Report the number of lines in these entries that contain "Ostrzeszów". Write only the number.

*** Provided material

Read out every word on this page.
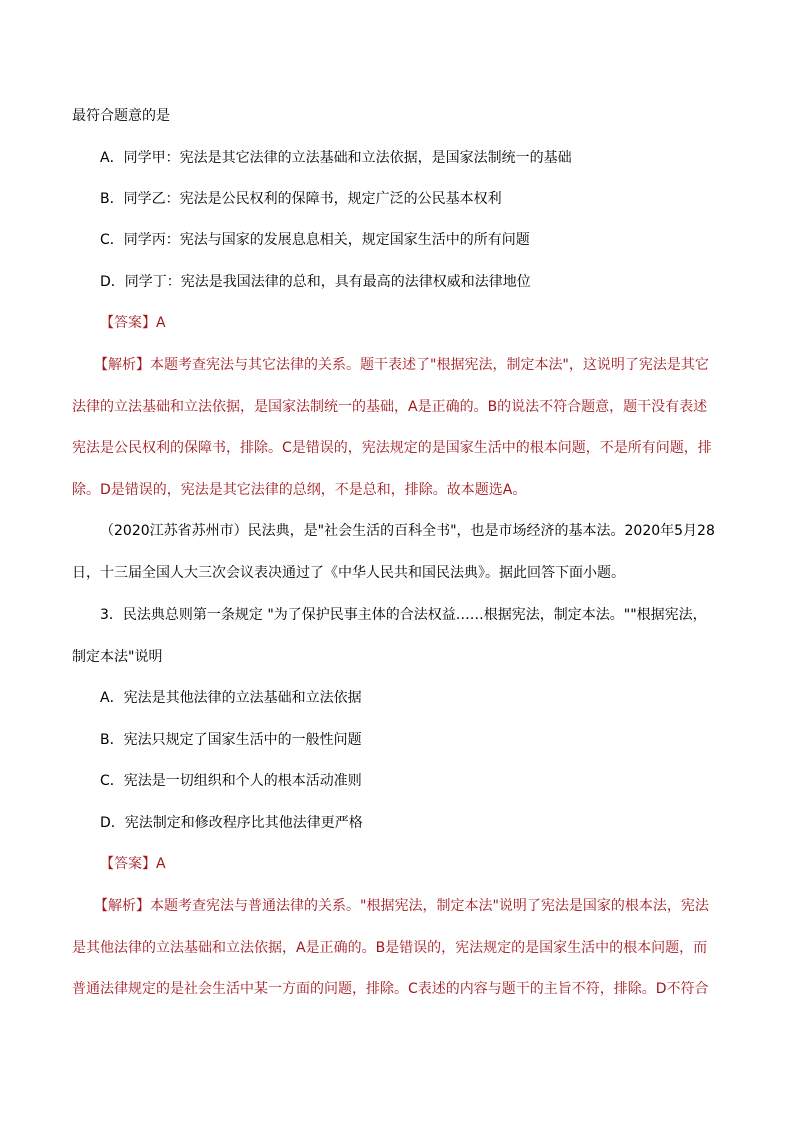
最符合题意的是
A．同学甲：宪法是其它法律的立法基础和立法依据，是国家法制统一的基础
B．同学乙：宪法是公民权利的保障书，规定广泛的公民基本权利
C．同学丙：宪法与国家的发展息息相关，规定国家生活中的所有问题
D．同学丁：宪法是我国法律的总和，具有最高的法律权威和法律地位
【答案】A
【解析】本题考查宪法与其它法律的关系。题干表述了"根据宪法，制定本法"，这说明了宪法是其它
法律的立法基础和立法依据，是国家法制统一的基础，A是正确的。B的说法不符合题意，题干没有表述
宪法是公民权利的保障书，排除。C是错误的，宪法规定的是国家生活中的根本问题，不是所有问题，排
除。D是错误的，宪法是其它法律的总纲，不是总和，排除。故本题选A。
（2020江苏省苏州市）民法典，是"社会生活的百科全书"，也是市场经济的基本法。2020年5月28
日，十三届全国人大三次会议表决通过了《中华人民共和国民法典》。据此回答下面小题。
3．民法典总则第一条规定 "为了保护民事主体的合法权益……根据宪法，制定本法。""根据宪法，
制定本法"说明
A．宪法是其他法律的立法基础和立法依据
B．宪法只规定了国家生活中的一般性问题
C．宪法是一切组织和个人的根本活动准则
D．宪法制定和修改程序比其他法律更严格
【答案】A
【解析】本题考查宪法与普通法律的关系。"根据宪法，制定本法"说明了宪法是国家的根本法，宪法
是其他法律的立法基础和立法依据，A是正确的。B是错误的，宪法规定的是国家生活中的根本问题，而
普通法律规定的是社会生活中某一方面的问题，排除。C表述的内容与题干的主旨不符，排除。D不符合
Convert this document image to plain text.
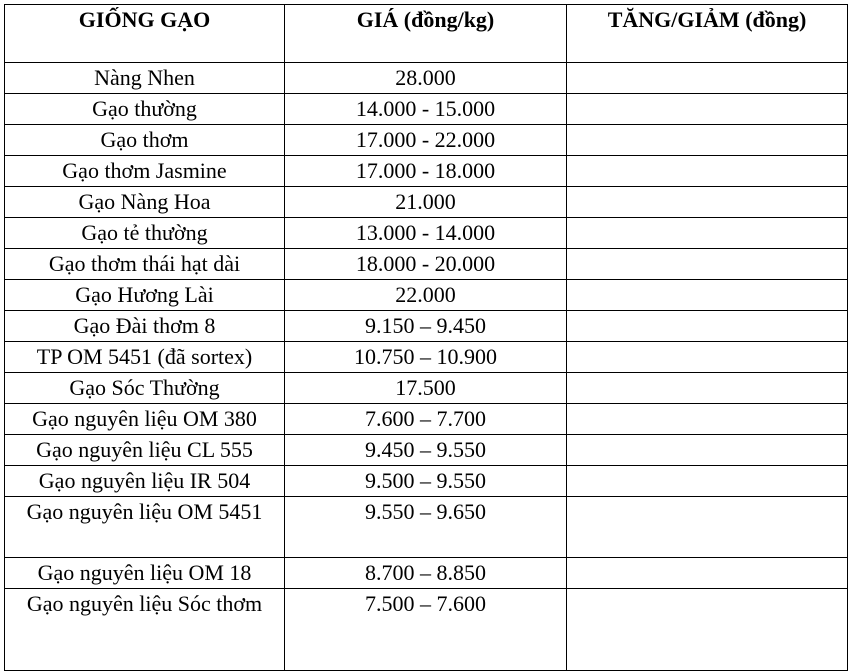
GIỐNG GẠO	GIÁ (đồng/kg)	TĂNG/GIẢM (đồng)
Nàng Nhen	28.000	
Gạo thường	14.000 - 15.000	
Gạo thơm	17.000 - 22.000	
Gạo thơm Jasmine	17.000 - 18.000	
Gạo Nàng Hoa	21.000	
Gạo tẻ thường	13.000 - 14.000	
Gạo thơm thái hạt dài	18.000 - 20.000	
Gạo Hương Lài	22.000	
Gạo Đài thơm 8	9.150 – 9.450	
TP OM 5451 (đã sortex)	10.750 – 10.900	
Gạo Sóc Thường	17.500	
Gạo nguyên liệu OM 380	7.600 – 7.700	
Gạo nguyên liệu CL 555	9.450 – 9.550	
Gạo nguyên liệu IR 504	9.500 – 9.550	
Gạo nguyên liệu OM 5451	9.550 – 9.650	
Gạo nguyên liệu OM 18	8.700 – 8.850	
Gạo nguyên liệu Sóc thơm	7.500 – 7.600	
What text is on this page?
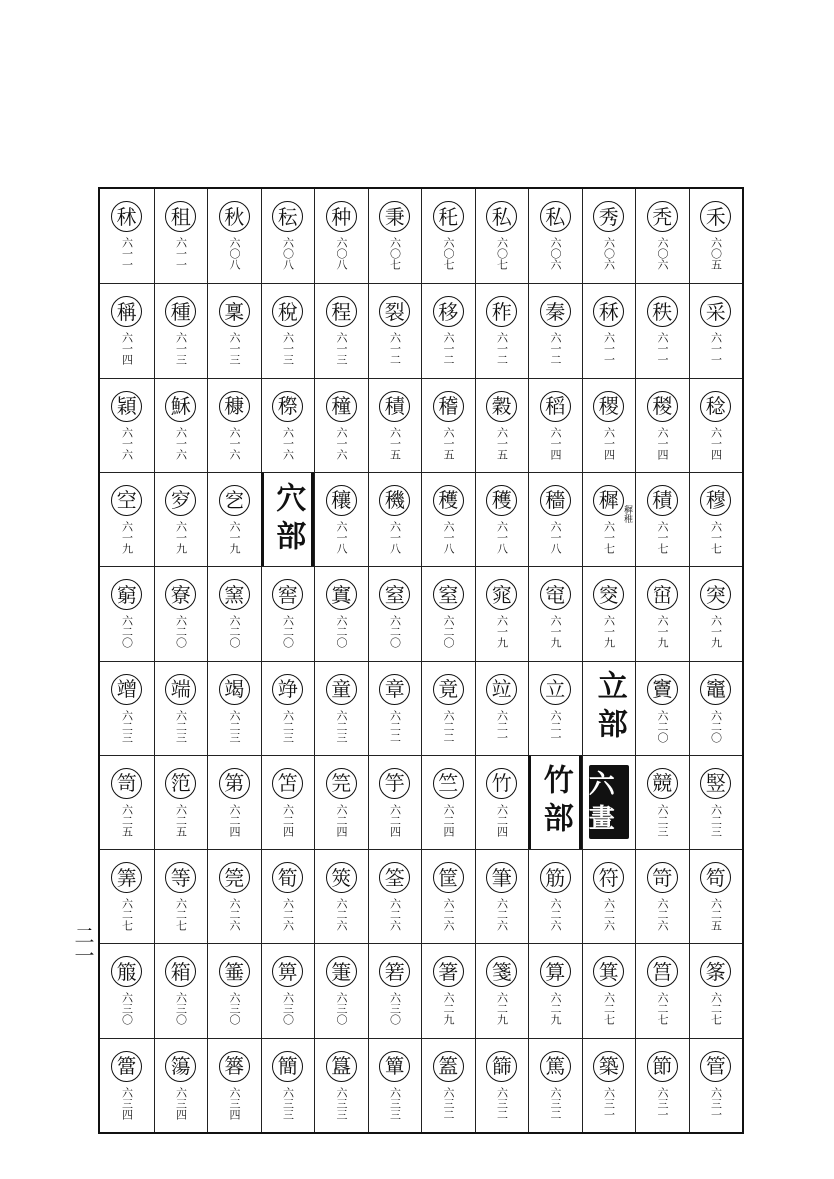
秫
六一一
租
六一一
秋
六〇八
秐
六〇八
种
六〇八
秉
六〇七
秅
六〇七
私
六〇七
私
六〇六
秀
六〇六
秃
六〇六
禾
六〇五
稱
六一四
種
六一三
稟
六一三
稅
六一三
程
六一三
裂
六一二
移
六一二
秨
六一二
秦
六一二
秝
六一一
秩
六一一
采
六一一
穎
六一六
穌
六一六
穅
六一六
穄
六一六
穜
六一六
積
六一五
稽
六一五
穀
六一五
稻
六一四
稷
六一四
稯
六一四
稔
六一四
空
六一九
穸
六一九
穵
六一九 穴部 穰
六一八
穖
六一八
穫
六一八
穫
六一八
穡
六一八
穉
六一七
穉稚
積
六一七
穆
六一七
窮
六二〇
寮
六二〇
窯
六二〇
窖
六二〇
窴
六二〇
窒
六二〇
窒
六二〇
窕
六一九
窀
六一九
窔
六一九
窋
六一九
突
六一九
竲
六二三
端
六二三
竭
六二三
竫
六二三
童
六二三
章
六二二
竟
六二二
竝
六二一
立
六二一 立部 竇
六二〇
竈
六二〇
笥
六二五
笵
六二五
第
六二四
笘
六二四
笎
六二四
竽
六二四
竺
六二四
竹
六二四 竹部 六畫
競
六二三
竪
六二三
筭
六二七
等
六二七
筦
六二六
筍
六二六
筴
六二六
筌
六二六
筐
六二六
筆
六二六
筋
六二六
符
六二六
笴
六二六
笱
六二五
箙
六三〇
箱
六三〇
箠
六三〇
箅
六三〇
箑
六三〇
箬
六三〇
箸
六二九
箋
六二九
算
六二九
箕
六二七
筥
六二七
筿
六二七
簹
六三四
簜
六三四
簭
六三四
簡
六三三
簋
六三三
簞
六三三
篕
六三二
篩
六三二
篤
六三二
築
六三一
節
六三一
管
六三一
二一
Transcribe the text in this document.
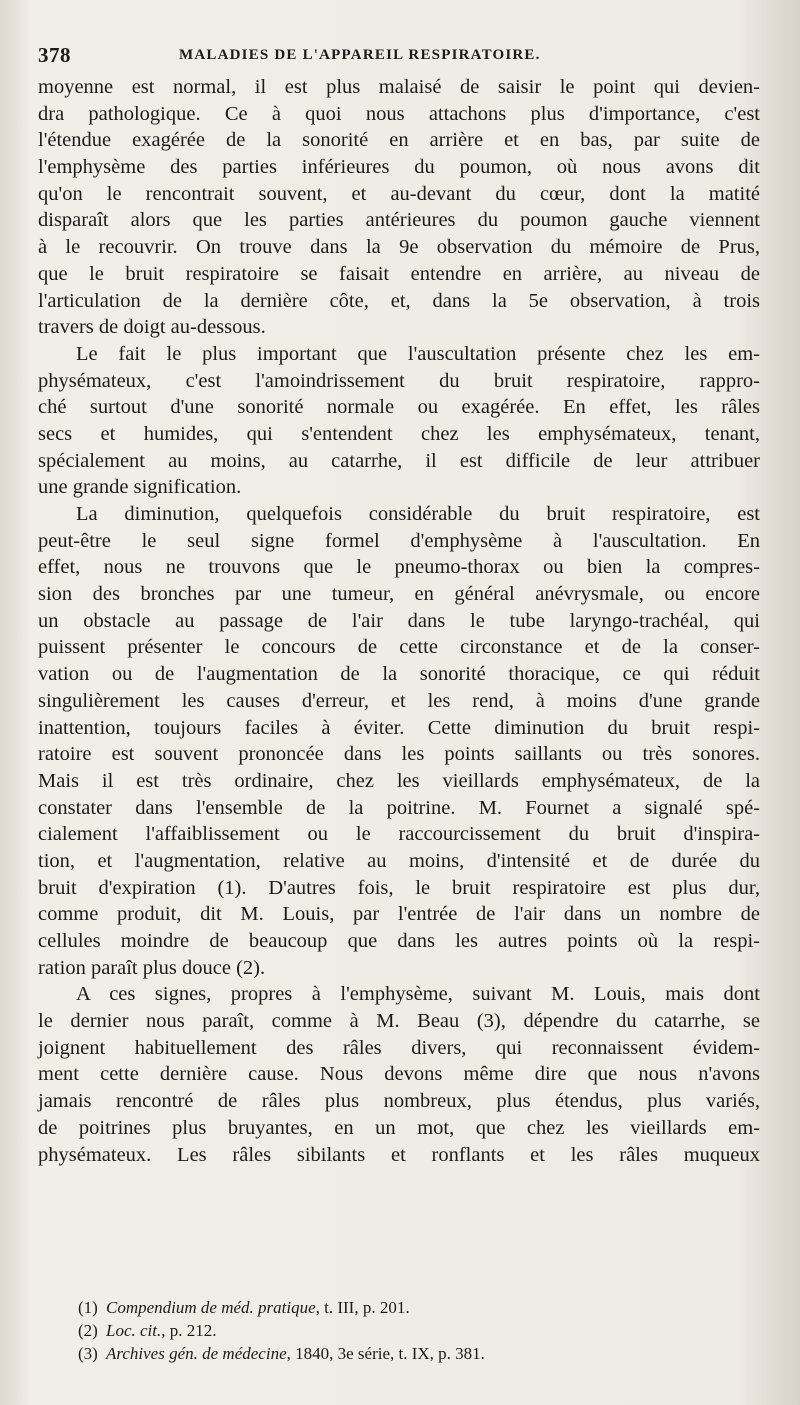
378	MALADIES DE L'APPAREIL RESPIRATOIRE.
moyenne est normal, il est plus malaisé de saisir le point qui devien-
dra pathologique. Ce à quoi nous attachons plus d'importance, c'est
l'étendue exagérée de la sonorité en arrière et en bas, par suite de
l'emphysème des parties inférieures du poumon, où nous avons dit
qu'on le rencontrait souvent, et au-devant du cœur, dont la matité
disparaît alors que les parties antérieures du poumon gauche viennent
à le recouvrir. On trouve dans la 9e observation du mémoire de Prus,
que le bruit respiratoire se faisait entendre en arrière, au niveau de
l'articulation de la dernière côte, et, dans la 5e observation, à trois
travers de doigt au-dessous.
Le fait le plus important que l'auscultation présente chez les em-
physémateux, c'est l'amoindrissement du bruit respiratoire, rappro-
ché surtout d'une sonorité normale ou exagérée. En effet, les râles
secs et humides, qui s'entendent chez les emphysémateux, tenant,
spécialement au moins, au catarrhe, il est difficile de leur attribuer
une grande signification.
La diminution, quelquefois considérable du bruit respiratoire, est
peut-être le seul signe formel d'emphysème à l'auscultation. En
effet, nous ne trouvons que le pneumo-thorax ou bien la compres-
sion des bronches par une tumeur, en général anévrysmale, ou encore
un obstacle au passage de l'air dans le tube laryngo-trachéal, qui
puissent présenter le concours de cette circonstance et de la conser-
vation ou de l'augmentation de la sonorité thoracique, ce qui réduit
singulièrement les causes d'erreur, et les rend, à moins d'une grande
inattention, toujours faciles à éviter. Cette diminution du bruit respi-
ratoire est souvent prononcée dans les points saillants ou très sonores.
Mais il est très ordinaire, chez les vieillards emphysémateux, de la
constater dans l'ensemble de la poitrine. M. Fournet a signalé spé-
cialement l'affaiblissement ou le raccourcissement du bruit d'inspira-
tion, et l'augmentation, relative au moins, d'intensité et de durée du
bruit d'expiration (1). D'autres fois, le bruit respiratoire est plus dur,
comme produit, dit M. Louis, par l'entrée de l'air dans un nombre de
cellules moindre de beaucoup que dans les autres points où la respi-
ration paraît plus douce (2).
A ces signes, propres à l'emphysème, suivant M. Louis, mais dont
le dernier nous paraît, comme à M. Beau (3), dépendre du catarrhe, se
joignent habituellement des râles divers, qui reconnaissent évidem-
ment cette dernière cause. Nous devons même dire que nous n'avons
jamais rencontré de râles plus nombreux, plus étendus, plus variés,
de poitrines plus bruyantes, en un mot, que chez les vieillards em-
physémateux. Les râles sibilants et ronflants et les râles muqueux
(1) Compendium de méd. pratique, t. III, p. 201.
(2) Loc. cit., p. 212.
(3) Archives gén. de médecine, 1840, 3e série, t. IX, p. 381.
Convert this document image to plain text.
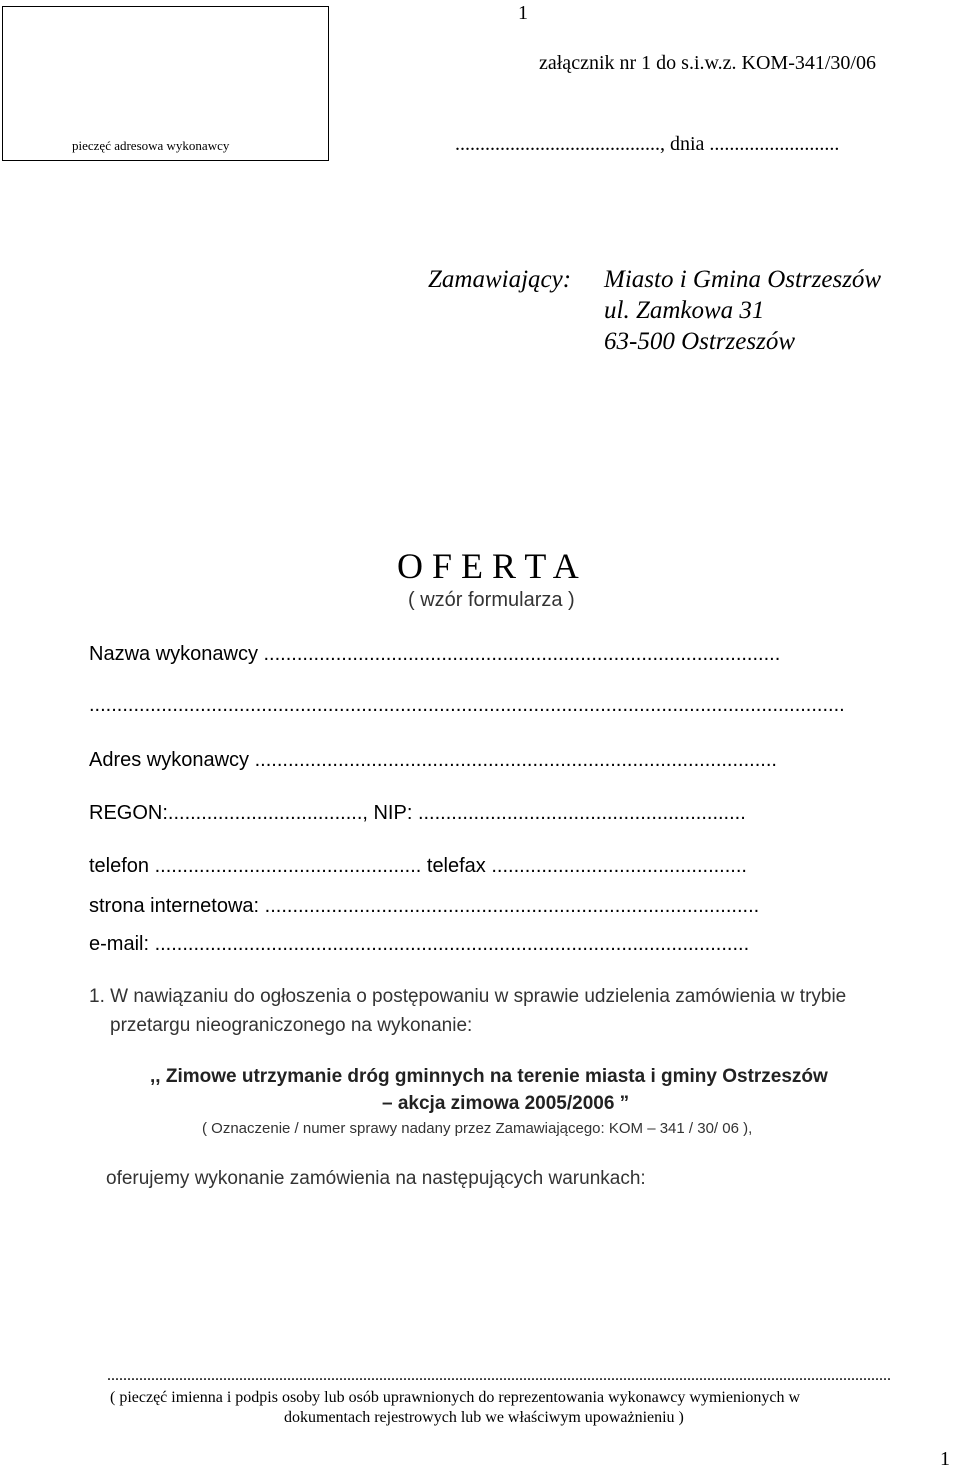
1
pieczęć adresowa wykonawcy
załącznik nr 1 do s.i.w.z. KOM-341/30/06
........................................., dnia ..........................
Zamawiający: Miasto i Gmina Ostrzeszów
ul. Zamkowa 31
63-500 Ostrzeszów
O F E R T A
( wzór formularza )
Nazwa wykonawcy .............................................................................................
........................................................................................................................................
Adres wykonawcy ..............................................................................................
REGON:..................................., NIP: ...........................................................
telefon ................................................ telefax ..............................................
strona internetowa: .........................................................................................
e-mail: ...........................................................................................................
1. W nawiązaniu do ogłoszenia o postępowaniu w sprawie udzielenia zamówienia w trybie
przetargu nieograniczonego na wykonanie:
,, Zimowe utrzymanie dróg gminnych na terenie miasta i gminy Ostrzeszów
– akcja zimowa 2005/2006 ”
( Oznaczenie / numer sprawy nadany przez Zamawiającego: KOM – 341 / 30/ 06 ),
oferujemy wykonanie zamówienia na następujących warunkach:
....................................................................................................................................................................................................
( pieczęć imienna i podpis osoby lub osób uprawnionych do reprezentowania wykonawcy wymienionych w
dokumentach rejestrowych lub we właściwym upoważnieniu )
1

******

The response:
3